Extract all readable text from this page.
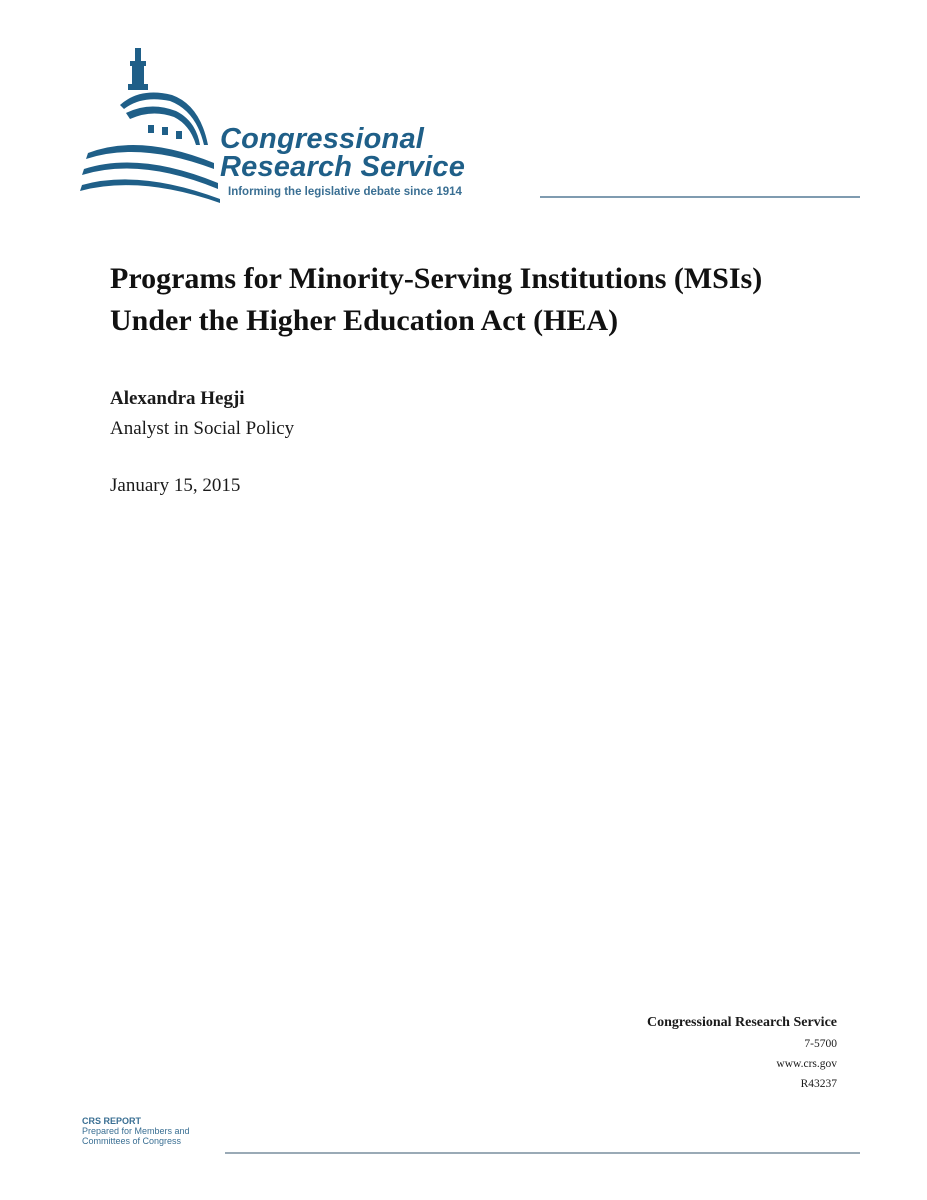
Congressional
Research Service
Informing the legislative debate since 1914
Programs for Minority-Serving Institutions (MSIs) Under the Higher Education Act (HEA)
Alexandra Hegji
Analyst in Social Policy
January 15, 2015
Congressional Research Service
7-5700
www.crs.gov
R43237
CRS REPORT
Prepared for Members and
Committees of Congress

....

## Task statement
Return every line above that contains the word "Congressional".

## Output of the exercise
Congressional
Congressional Research Service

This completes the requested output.